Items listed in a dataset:
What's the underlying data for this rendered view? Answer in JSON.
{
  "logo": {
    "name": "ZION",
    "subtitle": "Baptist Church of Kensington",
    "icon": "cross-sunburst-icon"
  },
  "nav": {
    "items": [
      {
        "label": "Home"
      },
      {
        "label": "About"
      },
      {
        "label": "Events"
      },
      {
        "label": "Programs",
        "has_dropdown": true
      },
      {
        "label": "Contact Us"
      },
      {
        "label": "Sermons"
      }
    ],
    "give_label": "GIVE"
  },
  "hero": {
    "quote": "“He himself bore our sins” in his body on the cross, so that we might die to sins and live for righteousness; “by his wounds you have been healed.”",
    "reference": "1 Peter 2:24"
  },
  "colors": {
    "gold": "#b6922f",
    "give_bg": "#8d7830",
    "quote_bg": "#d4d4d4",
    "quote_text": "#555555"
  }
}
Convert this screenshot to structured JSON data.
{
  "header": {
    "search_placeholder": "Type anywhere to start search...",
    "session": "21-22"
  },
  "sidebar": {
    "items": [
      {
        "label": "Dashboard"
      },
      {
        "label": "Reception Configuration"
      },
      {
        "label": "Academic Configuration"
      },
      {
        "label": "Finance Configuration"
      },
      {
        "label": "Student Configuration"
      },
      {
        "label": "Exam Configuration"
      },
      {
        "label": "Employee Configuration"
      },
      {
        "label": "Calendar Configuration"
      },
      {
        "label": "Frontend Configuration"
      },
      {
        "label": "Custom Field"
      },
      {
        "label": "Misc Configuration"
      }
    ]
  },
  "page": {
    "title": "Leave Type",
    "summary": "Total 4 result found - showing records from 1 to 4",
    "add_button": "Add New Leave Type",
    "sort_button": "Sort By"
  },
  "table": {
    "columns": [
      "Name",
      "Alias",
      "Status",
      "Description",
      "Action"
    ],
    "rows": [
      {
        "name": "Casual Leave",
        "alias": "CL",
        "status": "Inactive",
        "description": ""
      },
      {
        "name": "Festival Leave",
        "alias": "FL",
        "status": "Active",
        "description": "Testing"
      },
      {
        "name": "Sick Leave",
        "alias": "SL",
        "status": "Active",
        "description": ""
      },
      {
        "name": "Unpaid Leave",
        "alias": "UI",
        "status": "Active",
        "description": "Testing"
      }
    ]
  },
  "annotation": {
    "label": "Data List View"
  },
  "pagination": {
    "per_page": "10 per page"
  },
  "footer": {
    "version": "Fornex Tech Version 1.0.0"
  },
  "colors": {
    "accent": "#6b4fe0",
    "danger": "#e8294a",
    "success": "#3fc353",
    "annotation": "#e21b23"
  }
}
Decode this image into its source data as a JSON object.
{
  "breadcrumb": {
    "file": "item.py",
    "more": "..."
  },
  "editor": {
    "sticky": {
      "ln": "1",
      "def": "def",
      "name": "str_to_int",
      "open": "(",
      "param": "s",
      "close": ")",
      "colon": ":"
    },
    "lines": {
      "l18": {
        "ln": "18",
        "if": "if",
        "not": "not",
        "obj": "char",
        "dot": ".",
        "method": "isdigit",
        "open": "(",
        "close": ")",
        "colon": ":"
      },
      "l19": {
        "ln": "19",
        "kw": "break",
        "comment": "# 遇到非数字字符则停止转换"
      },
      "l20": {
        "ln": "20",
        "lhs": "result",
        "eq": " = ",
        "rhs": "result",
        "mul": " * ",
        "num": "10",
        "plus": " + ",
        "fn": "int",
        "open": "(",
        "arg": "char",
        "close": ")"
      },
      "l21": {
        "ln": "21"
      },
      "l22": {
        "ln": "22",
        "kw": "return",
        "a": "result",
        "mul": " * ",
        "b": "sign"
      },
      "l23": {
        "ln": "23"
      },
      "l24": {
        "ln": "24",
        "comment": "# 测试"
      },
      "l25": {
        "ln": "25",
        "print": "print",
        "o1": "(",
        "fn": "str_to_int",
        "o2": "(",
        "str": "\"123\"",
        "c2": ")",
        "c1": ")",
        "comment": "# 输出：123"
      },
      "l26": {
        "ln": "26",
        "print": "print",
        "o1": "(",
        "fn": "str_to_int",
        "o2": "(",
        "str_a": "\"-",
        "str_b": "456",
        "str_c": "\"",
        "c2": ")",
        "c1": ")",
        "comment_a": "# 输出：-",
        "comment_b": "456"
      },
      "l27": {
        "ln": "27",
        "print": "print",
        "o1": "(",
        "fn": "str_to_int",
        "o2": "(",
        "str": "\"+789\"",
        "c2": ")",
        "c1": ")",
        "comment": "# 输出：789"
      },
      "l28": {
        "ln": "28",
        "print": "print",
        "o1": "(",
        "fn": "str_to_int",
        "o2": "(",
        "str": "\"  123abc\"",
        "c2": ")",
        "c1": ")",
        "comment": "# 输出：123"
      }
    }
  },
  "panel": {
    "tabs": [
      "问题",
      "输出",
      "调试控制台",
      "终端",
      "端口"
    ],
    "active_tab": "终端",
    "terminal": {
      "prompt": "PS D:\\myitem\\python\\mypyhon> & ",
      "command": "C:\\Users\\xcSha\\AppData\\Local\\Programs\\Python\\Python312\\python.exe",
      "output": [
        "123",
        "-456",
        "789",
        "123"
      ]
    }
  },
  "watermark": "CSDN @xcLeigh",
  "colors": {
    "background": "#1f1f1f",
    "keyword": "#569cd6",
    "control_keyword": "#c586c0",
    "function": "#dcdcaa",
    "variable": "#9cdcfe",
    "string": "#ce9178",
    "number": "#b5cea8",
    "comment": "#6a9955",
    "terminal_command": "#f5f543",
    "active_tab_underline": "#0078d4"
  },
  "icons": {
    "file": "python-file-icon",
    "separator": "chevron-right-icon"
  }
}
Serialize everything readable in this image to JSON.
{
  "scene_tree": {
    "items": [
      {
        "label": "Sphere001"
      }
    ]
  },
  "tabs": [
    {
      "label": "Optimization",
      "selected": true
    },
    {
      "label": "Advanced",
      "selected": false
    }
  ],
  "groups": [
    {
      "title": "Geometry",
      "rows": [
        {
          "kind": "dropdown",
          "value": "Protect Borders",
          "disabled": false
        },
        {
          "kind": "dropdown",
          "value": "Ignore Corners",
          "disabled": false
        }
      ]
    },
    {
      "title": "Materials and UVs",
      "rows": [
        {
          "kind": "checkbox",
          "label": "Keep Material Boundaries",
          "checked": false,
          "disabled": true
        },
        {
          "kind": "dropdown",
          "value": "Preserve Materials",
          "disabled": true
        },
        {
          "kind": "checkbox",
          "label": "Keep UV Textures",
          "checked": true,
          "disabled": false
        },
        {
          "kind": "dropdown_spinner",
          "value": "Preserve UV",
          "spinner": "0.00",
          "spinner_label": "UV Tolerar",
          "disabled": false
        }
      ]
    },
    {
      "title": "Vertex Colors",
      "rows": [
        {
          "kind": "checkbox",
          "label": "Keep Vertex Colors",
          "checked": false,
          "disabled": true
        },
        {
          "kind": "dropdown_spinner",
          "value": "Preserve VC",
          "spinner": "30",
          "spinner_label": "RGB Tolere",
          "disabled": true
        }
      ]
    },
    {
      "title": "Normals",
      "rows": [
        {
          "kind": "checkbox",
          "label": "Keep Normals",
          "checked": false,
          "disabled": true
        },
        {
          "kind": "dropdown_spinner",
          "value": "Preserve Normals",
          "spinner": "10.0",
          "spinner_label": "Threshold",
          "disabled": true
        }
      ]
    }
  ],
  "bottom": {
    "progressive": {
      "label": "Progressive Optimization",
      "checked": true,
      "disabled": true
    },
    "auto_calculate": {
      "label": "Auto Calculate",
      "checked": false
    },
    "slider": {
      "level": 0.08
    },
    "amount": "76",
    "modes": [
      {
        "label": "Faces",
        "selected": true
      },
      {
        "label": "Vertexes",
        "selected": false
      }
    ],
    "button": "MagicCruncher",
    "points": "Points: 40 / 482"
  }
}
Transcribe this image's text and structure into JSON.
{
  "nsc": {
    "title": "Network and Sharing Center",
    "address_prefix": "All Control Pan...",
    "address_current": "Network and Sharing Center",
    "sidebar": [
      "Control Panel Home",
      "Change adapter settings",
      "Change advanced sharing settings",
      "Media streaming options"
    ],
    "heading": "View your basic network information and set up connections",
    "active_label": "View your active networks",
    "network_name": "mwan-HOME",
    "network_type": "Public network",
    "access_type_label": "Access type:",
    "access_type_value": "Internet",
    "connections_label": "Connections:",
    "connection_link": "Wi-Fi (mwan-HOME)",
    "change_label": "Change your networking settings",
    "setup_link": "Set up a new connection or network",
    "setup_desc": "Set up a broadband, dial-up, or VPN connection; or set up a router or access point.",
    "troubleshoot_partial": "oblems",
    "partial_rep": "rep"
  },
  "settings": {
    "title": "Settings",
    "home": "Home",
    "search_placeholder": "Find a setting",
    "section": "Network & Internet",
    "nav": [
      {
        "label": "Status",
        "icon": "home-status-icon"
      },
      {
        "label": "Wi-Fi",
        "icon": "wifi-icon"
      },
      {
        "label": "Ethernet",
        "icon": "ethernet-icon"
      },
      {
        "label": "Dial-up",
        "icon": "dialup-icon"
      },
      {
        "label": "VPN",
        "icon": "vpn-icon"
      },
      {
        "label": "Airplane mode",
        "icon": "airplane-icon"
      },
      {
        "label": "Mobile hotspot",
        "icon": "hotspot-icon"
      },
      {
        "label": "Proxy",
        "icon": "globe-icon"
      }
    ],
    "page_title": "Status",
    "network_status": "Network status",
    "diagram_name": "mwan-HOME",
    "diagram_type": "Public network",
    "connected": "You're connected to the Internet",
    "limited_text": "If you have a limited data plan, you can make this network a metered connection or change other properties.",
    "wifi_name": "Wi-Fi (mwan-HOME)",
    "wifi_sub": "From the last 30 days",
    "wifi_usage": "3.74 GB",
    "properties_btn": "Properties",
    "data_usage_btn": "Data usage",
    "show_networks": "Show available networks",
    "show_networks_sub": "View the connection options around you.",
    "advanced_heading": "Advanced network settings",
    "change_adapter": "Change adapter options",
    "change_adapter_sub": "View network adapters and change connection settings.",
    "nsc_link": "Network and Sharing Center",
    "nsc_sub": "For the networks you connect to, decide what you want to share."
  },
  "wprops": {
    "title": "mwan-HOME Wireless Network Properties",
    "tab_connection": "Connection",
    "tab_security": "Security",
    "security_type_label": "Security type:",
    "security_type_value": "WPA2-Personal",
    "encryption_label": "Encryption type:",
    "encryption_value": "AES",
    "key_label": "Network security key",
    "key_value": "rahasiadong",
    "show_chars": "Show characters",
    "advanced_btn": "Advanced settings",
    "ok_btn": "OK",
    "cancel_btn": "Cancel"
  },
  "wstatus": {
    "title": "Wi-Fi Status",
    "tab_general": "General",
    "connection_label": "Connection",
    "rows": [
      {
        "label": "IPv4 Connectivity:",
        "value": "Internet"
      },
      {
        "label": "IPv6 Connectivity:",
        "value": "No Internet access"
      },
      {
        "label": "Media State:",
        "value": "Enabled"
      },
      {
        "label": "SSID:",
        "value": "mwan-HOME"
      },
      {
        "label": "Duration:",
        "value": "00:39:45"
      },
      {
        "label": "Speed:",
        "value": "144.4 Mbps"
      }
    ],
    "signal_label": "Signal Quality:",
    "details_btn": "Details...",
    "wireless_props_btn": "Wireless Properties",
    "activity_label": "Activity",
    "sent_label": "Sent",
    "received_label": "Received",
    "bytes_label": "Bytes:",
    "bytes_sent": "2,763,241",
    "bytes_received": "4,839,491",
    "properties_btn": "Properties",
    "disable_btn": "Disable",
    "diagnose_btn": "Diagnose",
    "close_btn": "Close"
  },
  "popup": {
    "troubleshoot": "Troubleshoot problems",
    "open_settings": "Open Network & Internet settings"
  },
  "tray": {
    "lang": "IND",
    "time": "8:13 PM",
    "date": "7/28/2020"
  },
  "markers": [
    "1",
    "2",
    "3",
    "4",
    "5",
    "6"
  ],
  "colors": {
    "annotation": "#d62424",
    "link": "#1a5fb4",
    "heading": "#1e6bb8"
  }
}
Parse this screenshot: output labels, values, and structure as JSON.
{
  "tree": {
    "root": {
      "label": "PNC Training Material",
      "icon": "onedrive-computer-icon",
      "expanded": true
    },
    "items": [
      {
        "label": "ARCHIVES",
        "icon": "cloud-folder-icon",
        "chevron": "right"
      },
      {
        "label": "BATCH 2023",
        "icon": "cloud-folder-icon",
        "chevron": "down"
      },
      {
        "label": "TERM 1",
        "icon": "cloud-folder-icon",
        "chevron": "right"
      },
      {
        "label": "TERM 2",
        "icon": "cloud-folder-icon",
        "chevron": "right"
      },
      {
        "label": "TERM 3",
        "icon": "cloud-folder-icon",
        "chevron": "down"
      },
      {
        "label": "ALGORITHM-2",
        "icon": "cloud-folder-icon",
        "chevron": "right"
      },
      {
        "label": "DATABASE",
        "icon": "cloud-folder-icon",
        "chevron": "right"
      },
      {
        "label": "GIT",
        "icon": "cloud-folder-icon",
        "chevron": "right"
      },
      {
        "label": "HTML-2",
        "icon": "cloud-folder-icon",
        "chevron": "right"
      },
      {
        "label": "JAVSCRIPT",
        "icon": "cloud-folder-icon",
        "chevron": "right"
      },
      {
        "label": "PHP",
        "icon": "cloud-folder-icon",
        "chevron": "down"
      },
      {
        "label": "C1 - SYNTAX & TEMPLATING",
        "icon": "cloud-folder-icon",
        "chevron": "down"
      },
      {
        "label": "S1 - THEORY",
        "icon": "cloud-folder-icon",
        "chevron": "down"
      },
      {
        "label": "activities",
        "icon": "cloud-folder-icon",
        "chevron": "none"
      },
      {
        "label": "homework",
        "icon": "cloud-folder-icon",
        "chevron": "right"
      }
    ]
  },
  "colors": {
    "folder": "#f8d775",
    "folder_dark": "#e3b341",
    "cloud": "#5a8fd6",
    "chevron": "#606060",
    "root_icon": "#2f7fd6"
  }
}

SET TASK
Give the count of lines in the records that contain "this", and no other text.

CORRECT ANSWER
7